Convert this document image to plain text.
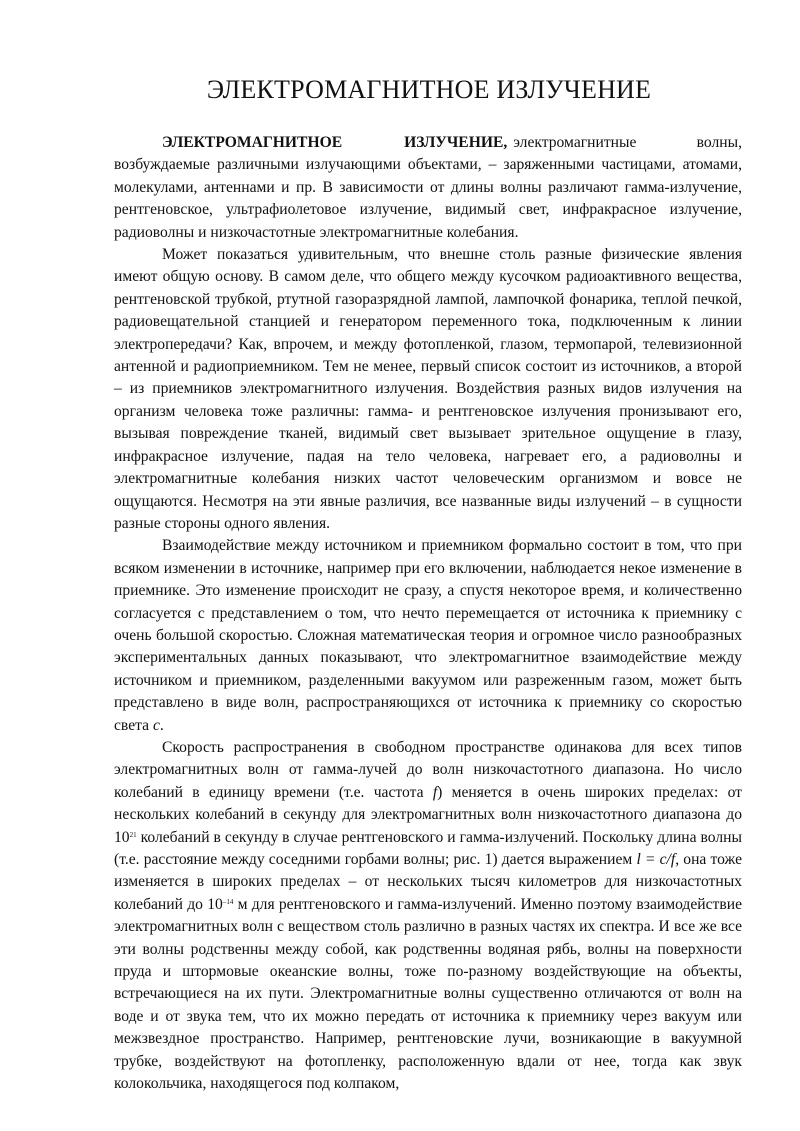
ЭЛЕКТРОМАГНИТНОЕ ИЗЛУЧЕНИЕ

ЭЛЕКТРОМАГНИТНОЕ	ИЗЛУЧЕНИЕ, электромагнитные волны, возбуждаемые различными излучающими объектами, – заряженными частицами, атомами, молекулами, антеннами и пр. В зависимости от длины волны различают гамма-излучение, рентгеновское, ультрафиолетовое излучение, видимый свет, инфракрасное излучение, радиоволны и низкочастотные электромагнитные колебания.

Может показаться удивительным, что внешне столь разные физические явления имеют общую основу. В самом деле, что общего между кусочком радиоактивного вещества, рентгеновской трубкой, ртутной газоразрядной лампой, лампочкой фонарика, теплой печкой, радиовещательной станцией и генератором переменного тока, подключенным к линии электропередачи? Как, впрочем, и между фотопленкой, глазом, термопарой, телевизионной антенной и радиоприемником. Тем не менее, первый список состоит из источников, а второй – из приемников электромагнитного излучения. Воздействия разных видов излучения на организм человека тоже различны: гамма- и рентгеновское излучения пронизывают его, вызывая повреждение тканей, видимый свет вызывает зрительное ощущение в глазу, инфракрасное излучение, падая на тело человека, нагревает его, а радиоволны и электромагнитные колебания низких частот человеческим организмом и вовсе не ощущаются. Несмотря на эти явные различия, все названные виды излучений – в сущности разные стороны одного явления.

Взаимодействие между источником и приемником формально состоит в том, что при всяком изменении в источнике, например при его включении, наблюдается некое изменение в приемнике. Это изменение происходит не сразу, а спустя некоторое время, и количественно согласуется с представлением о том, что нечто перемещается от источника к приемнику с очень большой скоростью. Сложная математическая теория и огромное число разнообразных экспериментальных данных показывают, что электромагнитное взаимодействие между источником и приемником, разделенными вакуумом или разреженным газом, может быть представлено в виде волн, распространяющихся от источника к приемнику со скоростью света c.

Скорость распространения в свободном пространстве одинакова для всех типов электромагнитных волн от гамма-лучей до волн низкочастотного диапазона. Но число колебаний в единицу времени (т.е. частота f) меняется в очень широких пределах: от нескольких колебаний в секунду для электромагнитных волн низкочастотного диапазона до $10^{21}$ колебаний в секунду в случае рентгеновского и гамма-излучений. Поскольку длина волны (т.е. расстояние между соседними горбами волны; рис. 1) дается выражением l = c/f, она тоже изменяется в широких пределах – от нескольких тысяч километров для низкочастотных колебаний до $10^{-14}$ м для рентгеновского и гамма-излучений. Именно поэтому взаимодействие электромагнитных волн с веществом столь различно в разных частях их спектра. И все же все эти волны родственны между собой, как родственны водяная рябь, волны на поверхности пруда и штормовые океанские волны, тоже по-разному воздействующие на объекты, встречающиеся на их пути. Электромагнитные волны существенно отличаются от волн на воде и от звука тем, что их можно передать от источника к приемнику через вакуум или межзвездное пространство. Например, рентгеновские лучи, возникающие в вакуумной трубке, воздействуют на фотопленку, расположенную вдали от нее, тогда как звук колокольчика, находящегося под колпаком,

——————

Exercise instructions ▸ Output an exact copy of the material, with the pictures removed.

Full output ▸
Convert this document image to plain text.
ЭЛЕКТРОМАГНИТНОЕ ИЗЛУЧЕНИЕ

ЭЛЕКТРОМАГНИТНОЕ	ИЗЛУЧЕНИЕ, электромагнитные волны, возбуждаемые различными излучающими объектами, – заряженными частицами, атомами, молекулами, антеннами и пр. В зависимости от длины волны различают гамма-излучение, рентгеновское, ультрафиолетовое излучение, видимый свет, инфракрасное излучение, радиоволны и низкочастотные электромагнитные колебания.

Может показаться удивительным, что внешне столь разные физические явления имеют общую основу. В самом деле, что общего между кусочком радиоактивного вещества, рентгеновской трубкой, ртутной газоразрядной лампой, лампочкой фонарика, теплой печкой, радиовещательной станцией и генератором переменного тока, подключенным к линии электропередачи? Как, впрочем, и между фотопленкой, глазом, термопарой, телевизионной антенной и радиоприемником. Тем не менее, первый список состоит из источников, а второй – из приемников электромагнитного излучения. Воздействия разных видов излучения на организм человека тоже различны: гамма- и рентгеновское излучения пронизывают его, вызывая повреждение тканей, видимый свет вызывает зрительное ощущение в глазу, инфракрасное излучение, падая на тело человека, нагревает его, а радиоволны и электромагнитные колебания низких частот человеческим организмом и вовсе не ощущаются. Несмотря на эти явные различия, все названные виды излучений – в сущности разные стороны одного явления.

Взаимодействие между источником и приемником формально состоит в том, что при всяком изменении в источнике, например при его включении, наблюдается некое изменение в приемнике. Это изменение происходит не сразу, а спустя некоторое время, и количественно согласуется с представлением о том, что нечто перемещается от источника к приемнику с очень большой скоростью. Сложная математическая теория и огромное число разнообразных экспериментальных данных показывают, что электромагнитное взаимодействие между источником и приемником, разделенными вакуумом или разреженным газом, может быть представлено в виде волн, распространяющихся от источника к приемнику со скоростью света c.

Скорость распространения в свободном пространстве одинакова для всех типов электромагнитных волн от гамма-лучей до волн низкочастотного диапазона. Но число колебаний в единицу времени (т.е. частота f) меняется в очень широких пределах: от нескольких колебаний в секунду для электромагнитных волн низкочастотного диапазона до $10^{21}$ колебаний в секунду в случае рентгеновского и гамма-излучений. Поскольку длина волны (т.е. расстояние между соседними горбами волны; рис. 1) дается выражением l = c/f, она тоже изменяется в широких пределах – от нескольких тысяч километров для низкочастотных колебаний до $10^{-14}$ м для рентгеновского и гамма-излучений. Именно поэтому взаимодействие электромагнитных волн с веществом столь различно в разных частях их спектра. И все же все эти волны родственны между собой, как родственны водяная рябь, волны на поверхности пруда и штормовые океанские волны, тоже по-разному воздействующие на объекты, встречающиеся на их пути. Электромагнитные волны существенно отличаются от волн на воде и от звука тем, что их можно передать от источника к приемнику через вакуум или межзвездное пространство. Например, рентгеновские лучи, возникающие в вакуумной трубке, воздействуют на фотопленку, расположенную вдали от нее, тогда как звук колокольчика, находящегося под колпаком,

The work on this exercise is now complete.